- EXERCISE REQUIREMENTS
Every entry that follows needs to be repeated exactly.

(Stored data entries)
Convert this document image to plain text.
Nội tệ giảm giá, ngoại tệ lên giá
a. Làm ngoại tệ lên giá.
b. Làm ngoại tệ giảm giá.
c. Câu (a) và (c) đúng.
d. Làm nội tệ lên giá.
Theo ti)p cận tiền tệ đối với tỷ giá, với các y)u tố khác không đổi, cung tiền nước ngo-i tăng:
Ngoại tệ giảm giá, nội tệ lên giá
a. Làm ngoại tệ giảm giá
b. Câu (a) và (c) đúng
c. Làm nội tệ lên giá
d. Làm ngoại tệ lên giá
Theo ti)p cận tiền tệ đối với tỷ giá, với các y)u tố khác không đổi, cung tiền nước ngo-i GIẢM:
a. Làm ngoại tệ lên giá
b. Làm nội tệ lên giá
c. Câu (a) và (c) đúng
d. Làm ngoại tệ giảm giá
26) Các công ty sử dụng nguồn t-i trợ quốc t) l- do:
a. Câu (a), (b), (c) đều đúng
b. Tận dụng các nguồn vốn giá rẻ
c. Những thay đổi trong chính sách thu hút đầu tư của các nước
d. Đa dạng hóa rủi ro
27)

- RESULT OF THIS EXERCISE
Convert this document image to plain text.
Nội tệ giảm giá, ngoại tệ lên giá
a. Làm ngoại tệ lên giá.
b. Làm ngoại tệ giảm giá.
c. Câu (a) và (c) đúng.
d. Làm nội tệ lên giá.
Theo ti)p cận tiền tệ đối với tỷ giá, với các y)u tố khác không đổi, cung tiền nước ngo-i tăng:
Ngoại tệ giảm giá, nội tệ lên giá
a. Làm ngoại tệ giảm giá
b. Câu (a) và (c) đúng
c. Làm nội tệ lên giá
d. Làm ngoại tệ lên giá
Theo ti)p cận tiền tệ đối với tỷ giá, với các y)u tố khác không đổi, cung tiền nước ngo-i GIẢM:
a. Làm ngoại tệ lên giá
b. Làm nội tệ lên giá
c. Câu (a) và (c) đúng
d. Làm ngoại tệ giảm giá
26) Các công ty sử dụng nguồn t-i trợ quốc t) l- do:
a. Câu (a), (b), (c) đều đúng
b. Tận dụng các nguồn vốn giá rẻ
c. Những thay đổi trong chính sách thu hút đầu tư của các nước
d. Đa dạng hóa rủi ro
27)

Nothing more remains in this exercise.